Extract and list every line that contains the word "sample".

* START Supplied material *

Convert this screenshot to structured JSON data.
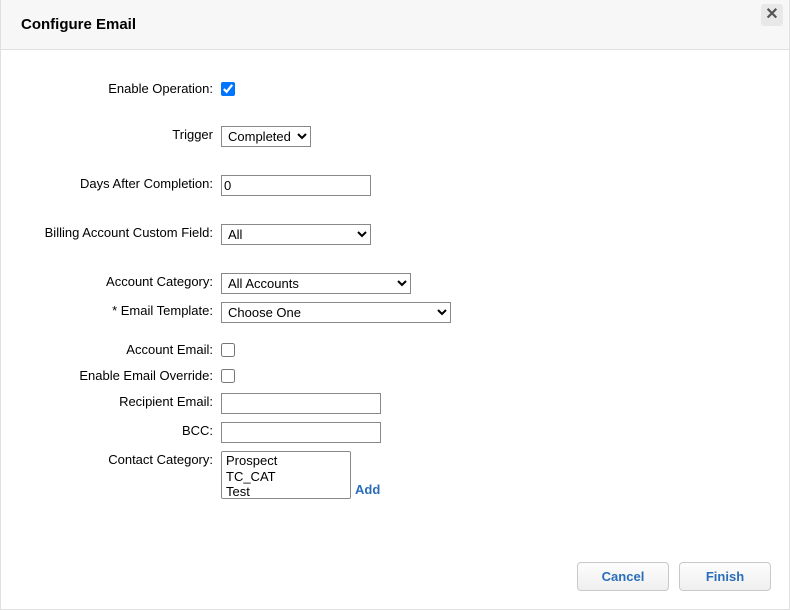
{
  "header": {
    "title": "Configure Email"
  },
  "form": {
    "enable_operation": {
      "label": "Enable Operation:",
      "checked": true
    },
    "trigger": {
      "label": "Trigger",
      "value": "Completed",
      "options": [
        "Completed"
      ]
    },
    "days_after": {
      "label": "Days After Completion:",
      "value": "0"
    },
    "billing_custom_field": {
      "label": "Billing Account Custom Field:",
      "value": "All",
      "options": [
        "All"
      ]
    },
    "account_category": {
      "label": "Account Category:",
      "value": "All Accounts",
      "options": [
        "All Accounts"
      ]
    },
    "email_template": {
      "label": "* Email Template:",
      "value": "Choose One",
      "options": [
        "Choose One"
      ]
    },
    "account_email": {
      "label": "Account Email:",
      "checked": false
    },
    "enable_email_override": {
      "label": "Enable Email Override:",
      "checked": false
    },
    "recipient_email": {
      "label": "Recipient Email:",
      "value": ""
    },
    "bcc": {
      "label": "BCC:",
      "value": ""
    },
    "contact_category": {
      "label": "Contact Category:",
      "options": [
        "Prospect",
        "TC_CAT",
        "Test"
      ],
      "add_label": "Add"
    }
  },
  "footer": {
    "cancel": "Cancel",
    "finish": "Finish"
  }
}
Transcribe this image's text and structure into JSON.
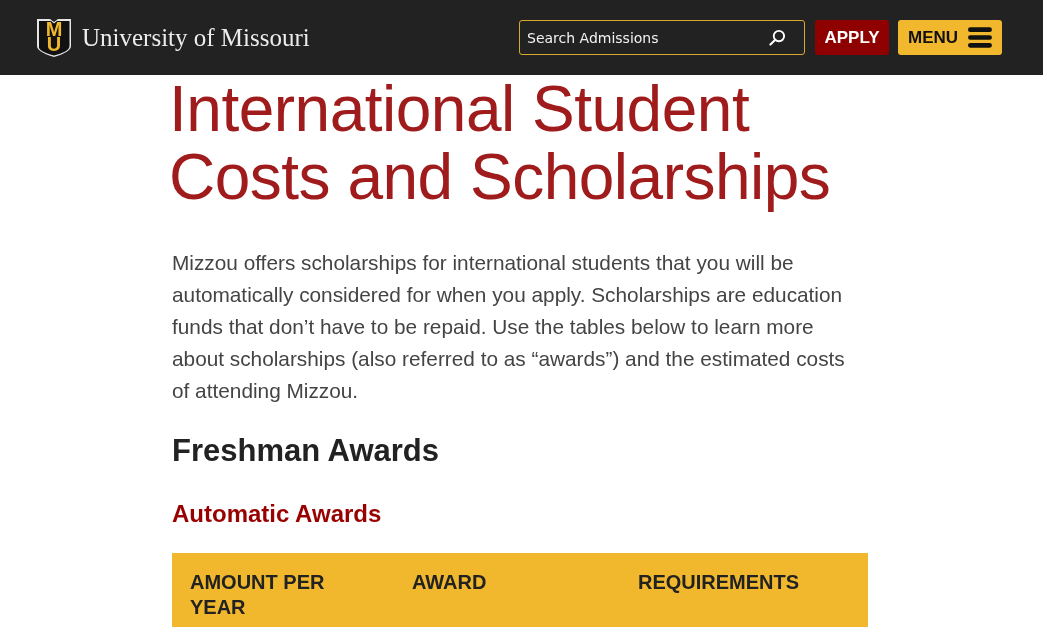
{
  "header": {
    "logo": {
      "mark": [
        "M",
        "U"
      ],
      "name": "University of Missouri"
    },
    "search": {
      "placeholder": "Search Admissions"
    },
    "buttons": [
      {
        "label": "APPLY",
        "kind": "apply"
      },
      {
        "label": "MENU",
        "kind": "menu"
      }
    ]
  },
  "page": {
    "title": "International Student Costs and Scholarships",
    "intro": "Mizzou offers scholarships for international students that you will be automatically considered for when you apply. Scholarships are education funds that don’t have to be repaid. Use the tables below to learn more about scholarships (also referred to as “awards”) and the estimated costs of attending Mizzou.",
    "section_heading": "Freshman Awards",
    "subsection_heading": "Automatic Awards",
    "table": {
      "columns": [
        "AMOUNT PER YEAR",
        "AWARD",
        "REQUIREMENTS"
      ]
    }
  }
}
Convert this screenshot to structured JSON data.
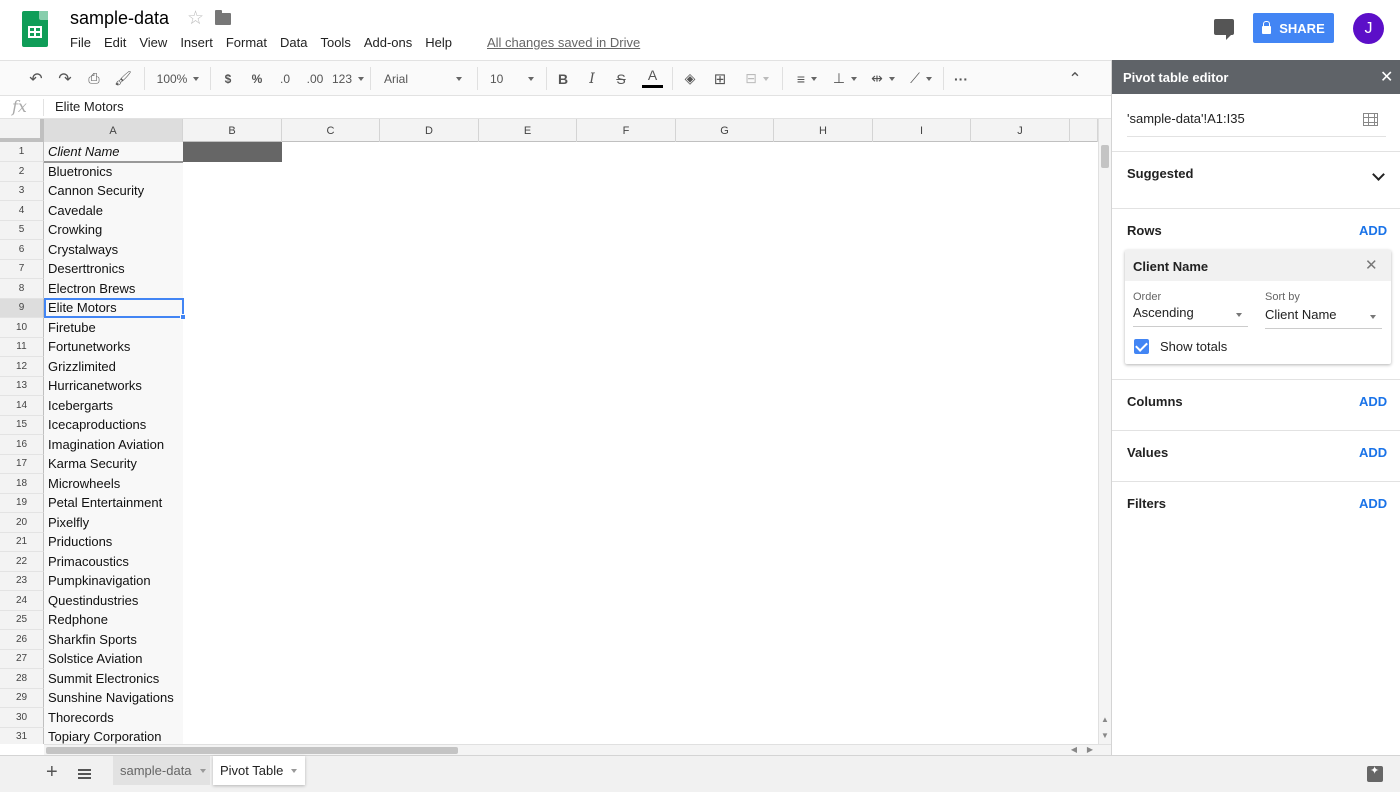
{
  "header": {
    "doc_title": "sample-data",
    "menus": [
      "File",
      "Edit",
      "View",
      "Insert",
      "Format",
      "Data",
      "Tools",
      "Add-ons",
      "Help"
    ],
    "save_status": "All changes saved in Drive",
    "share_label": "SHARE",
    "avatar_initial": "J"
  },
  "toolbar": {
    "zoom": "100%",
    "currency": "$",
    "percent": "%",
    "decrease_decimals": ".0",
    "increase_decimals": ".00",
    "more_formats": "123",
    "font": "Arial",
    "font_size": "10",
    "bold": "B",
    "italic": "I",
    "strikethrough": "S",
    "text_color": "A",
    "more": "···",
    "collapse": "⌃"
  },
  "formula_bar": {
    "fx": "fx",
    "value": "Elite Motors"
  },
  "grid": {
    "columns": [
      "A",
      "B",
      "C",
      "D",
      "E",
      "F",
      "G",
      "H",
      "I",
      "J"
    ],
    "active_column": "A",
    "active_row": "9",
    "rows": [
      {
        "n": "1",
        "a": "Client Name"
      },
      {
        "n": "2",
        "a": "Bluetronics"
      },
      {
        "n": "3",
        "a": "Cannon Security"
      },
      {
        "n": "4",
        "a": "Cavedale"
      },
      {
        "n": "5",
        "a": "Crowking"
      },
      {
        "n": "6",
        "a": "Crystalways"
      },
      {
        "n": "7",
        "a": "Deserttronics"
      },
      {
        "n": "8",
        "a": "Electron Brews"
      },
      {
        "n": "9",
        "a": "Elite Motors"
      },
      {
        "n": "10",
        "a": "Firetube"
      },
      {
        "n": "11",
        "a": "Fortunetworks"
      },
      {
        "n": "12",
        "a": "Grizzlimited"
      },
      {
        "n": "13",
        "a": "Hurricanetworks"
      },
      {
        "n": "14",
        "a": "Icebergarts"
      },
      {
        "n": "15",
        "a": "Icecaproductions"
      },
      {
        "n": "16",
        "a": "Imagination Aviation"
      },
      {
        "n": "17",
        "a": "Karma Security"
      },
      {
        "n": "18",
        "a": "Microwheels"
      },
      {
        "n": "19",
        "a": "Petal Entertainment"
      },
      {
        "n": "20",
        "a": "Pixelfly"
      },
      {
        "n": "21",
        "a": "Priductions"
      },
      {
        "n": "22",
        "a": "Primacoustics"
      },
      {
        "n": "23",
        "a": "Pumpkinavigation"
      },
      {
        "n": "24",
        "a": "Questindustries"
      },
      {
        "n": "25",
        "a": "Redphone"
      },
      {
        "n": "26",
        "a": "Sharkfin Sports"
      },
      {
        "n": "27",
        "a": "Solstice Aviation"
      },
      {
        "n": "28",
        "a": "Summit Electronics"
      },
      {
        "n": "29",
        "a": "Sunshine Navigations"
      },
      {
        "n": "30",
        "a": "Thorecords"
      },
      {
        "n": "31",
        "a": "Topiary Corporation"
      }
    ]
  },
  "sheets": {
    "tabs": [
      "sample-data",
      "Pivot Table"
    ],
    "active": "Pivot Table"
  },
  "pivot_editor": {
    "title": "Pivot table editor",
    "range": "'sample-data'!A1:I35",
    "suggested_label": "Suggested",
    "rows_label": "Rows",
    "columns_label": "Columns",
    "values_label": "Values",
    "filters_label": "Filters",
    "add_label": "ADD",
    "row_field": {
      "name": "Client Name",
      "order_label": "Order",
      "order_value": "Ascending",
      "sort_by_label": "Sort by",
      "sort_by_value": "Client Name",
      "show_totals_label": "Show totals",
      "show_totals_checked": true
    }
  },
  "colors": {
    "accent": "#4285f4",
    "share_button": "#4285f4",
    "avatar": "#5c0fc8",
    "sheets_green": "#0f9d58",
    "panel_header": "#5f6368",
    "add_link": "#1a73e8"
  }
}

* END Supplied material *
* START Supplied material *

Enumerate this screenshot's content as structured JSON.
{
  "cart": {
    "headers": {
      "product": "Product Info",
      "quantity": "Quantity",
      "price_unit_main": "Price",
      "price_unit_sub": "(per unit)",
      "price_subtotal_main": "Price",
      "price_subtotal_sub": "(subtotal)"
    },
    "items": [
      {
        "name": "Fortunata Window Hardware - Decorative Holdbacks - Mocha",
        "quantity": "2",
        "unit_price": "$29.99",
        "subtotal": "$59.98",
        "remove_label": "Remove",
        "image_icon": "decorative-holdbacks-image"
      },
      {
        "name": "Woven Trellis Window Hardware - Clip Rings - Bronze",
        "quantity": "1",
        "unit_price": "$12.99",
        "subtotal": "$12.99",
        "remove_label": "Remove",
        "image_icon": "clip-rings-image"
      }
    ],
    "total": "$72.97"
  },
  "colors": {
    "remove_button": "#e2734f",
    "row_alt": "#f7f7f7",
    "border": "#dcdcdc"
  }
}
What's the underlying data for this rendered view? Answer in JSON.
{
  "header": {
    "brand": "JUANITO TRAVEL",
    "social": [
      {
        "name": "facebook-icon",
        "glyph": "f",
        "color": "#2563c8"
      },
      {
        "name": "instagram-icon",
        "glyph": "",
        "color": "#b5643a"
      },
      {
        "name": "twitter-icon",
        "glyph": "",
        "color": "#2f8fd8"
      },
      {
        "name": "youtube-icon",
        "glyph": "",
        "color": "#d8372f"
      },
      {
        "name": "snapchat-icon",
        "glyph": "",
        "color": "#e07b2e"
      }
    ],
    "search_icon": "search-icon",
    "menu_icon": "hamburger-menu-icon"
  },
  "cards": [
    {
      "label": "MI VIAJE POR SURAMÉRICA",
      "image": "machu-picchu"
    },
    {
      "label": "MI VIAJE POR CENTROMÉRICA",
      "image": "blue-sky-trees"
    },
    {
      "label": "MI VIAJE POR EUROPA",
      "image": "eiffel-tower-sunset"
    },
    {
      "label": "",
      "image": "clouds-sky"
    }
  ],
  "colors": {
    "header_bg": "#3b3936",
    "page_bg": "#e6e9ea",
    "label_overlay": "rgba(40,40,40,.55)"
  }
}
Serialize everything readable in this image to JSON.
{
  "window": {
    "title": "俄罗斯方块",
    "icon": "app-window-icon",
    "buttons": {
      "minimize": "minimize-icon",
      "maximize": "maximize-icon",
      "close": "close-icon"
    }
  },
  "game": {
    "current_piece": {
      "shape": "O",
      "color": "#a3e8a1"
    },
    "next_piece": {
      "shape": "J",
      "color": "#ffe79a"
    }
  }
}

* END Supplied material *

#### Task answer:
    "doc_title": "sample-data",
      "sample-data",
    "range": "'sample-data'!A1:I35",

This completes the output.